-- EXCERPTED DATA start --

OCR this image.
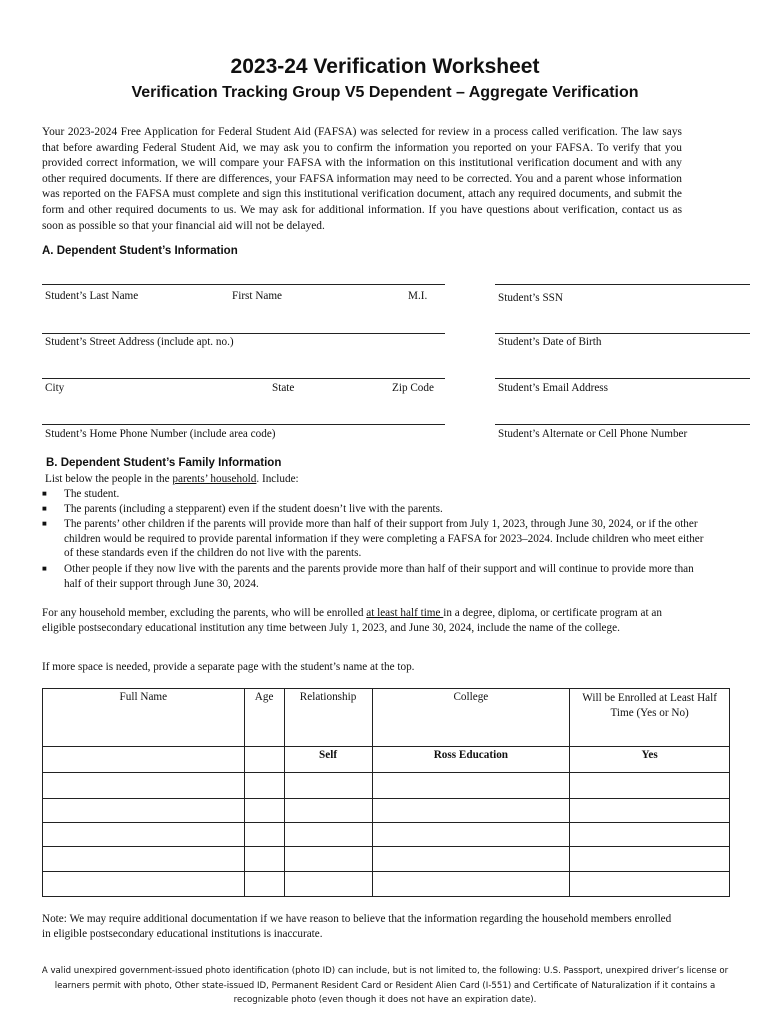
2023-24 Verification Worksheet
Verification Tracking Group V5 Dependent – Aggregate Verification
Your 2023-2024 Free Application for Federal Student Aid (FAFSA) was selected for review in a process called verification. The law says that before awarding Federal Student Aid, we may ask you to confirm the information you reported on your FAFSA. To verify that you provided correct information, we will compare your FAFSA with the information on this institutional verification document and with any other required documents. If there are differences, your FAFSA information may need to be corrected. You and a parent whose information was reported on the FAFSA must complete and sign this institutional verification document, attach any required documents, and submit the form and other required documents to us. We may ask for additional information. If you have questions about verification, contact us as soon as possible so that your financial aid will not be delayed.
A. Dependent Student’s Information
Student’s Last Name	First Name	M.I.	Student’s SSN
Student’s Street Address (include apt. no.)	Student’s Date of Birth
City	State	Zip Code	Student’s Email Address
Student’s Home Phone Number (include area code)	Student’s Alternate or Cell Phone Number
B. Dependent Student’s Family Information
List below the people in the parents’ household. Include:
■ The student.
■ The parents (including a stepparent) even if the student doesn’t live with the parents.
■ The parents’ other children if the parents will provide more than half of their support from July 1, 2023, through June 30, 2024, or if the other children would be required to provide parental information if they were completing a FAFSA for 2023–2024. Include children who meet either of these standards even if the children do not live with the parents.
■ Other people if they now live with the parents and the parents provide more than half of their support and will continue to provide more than half of their support through June 30, 2024.
For any household member, excluding the parents, who will be enrolled at least half time in a degree, diploma, or certificate program at an eligible postsecondary educational institution any time between July 1, 2023, and June 30, 2024, include the name of the college.
If more space is needed, provide a separate page with the student’s name at the top.
Full Name	Age	Relationship	College	Will be Enrolled at Least Half Time (Yes or No)
		Self	Ross Education	Yes

Note: We may require additional documentation if we have reason to believe that the information regarding the household members enrolled in eligible postsecondary educational institutions is inaccurate.
A valid unexpired government-issued photo identification (photo ID) can include, but is not limited to, the following: U.S. Passport, unexpired driver’s license or learners permit with photo, Other state-issued ID, Permanent Resident Card or Resident Alien Card (I-551) and Certificate of Naturalization if it contains a recognizable photo (even though it does not have an expiration date).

-- EXCERPTED DATA end --

* PROMPT *
Give the count of lines containing "through", with no added text.

* OUTPUT OF THE TASK *
2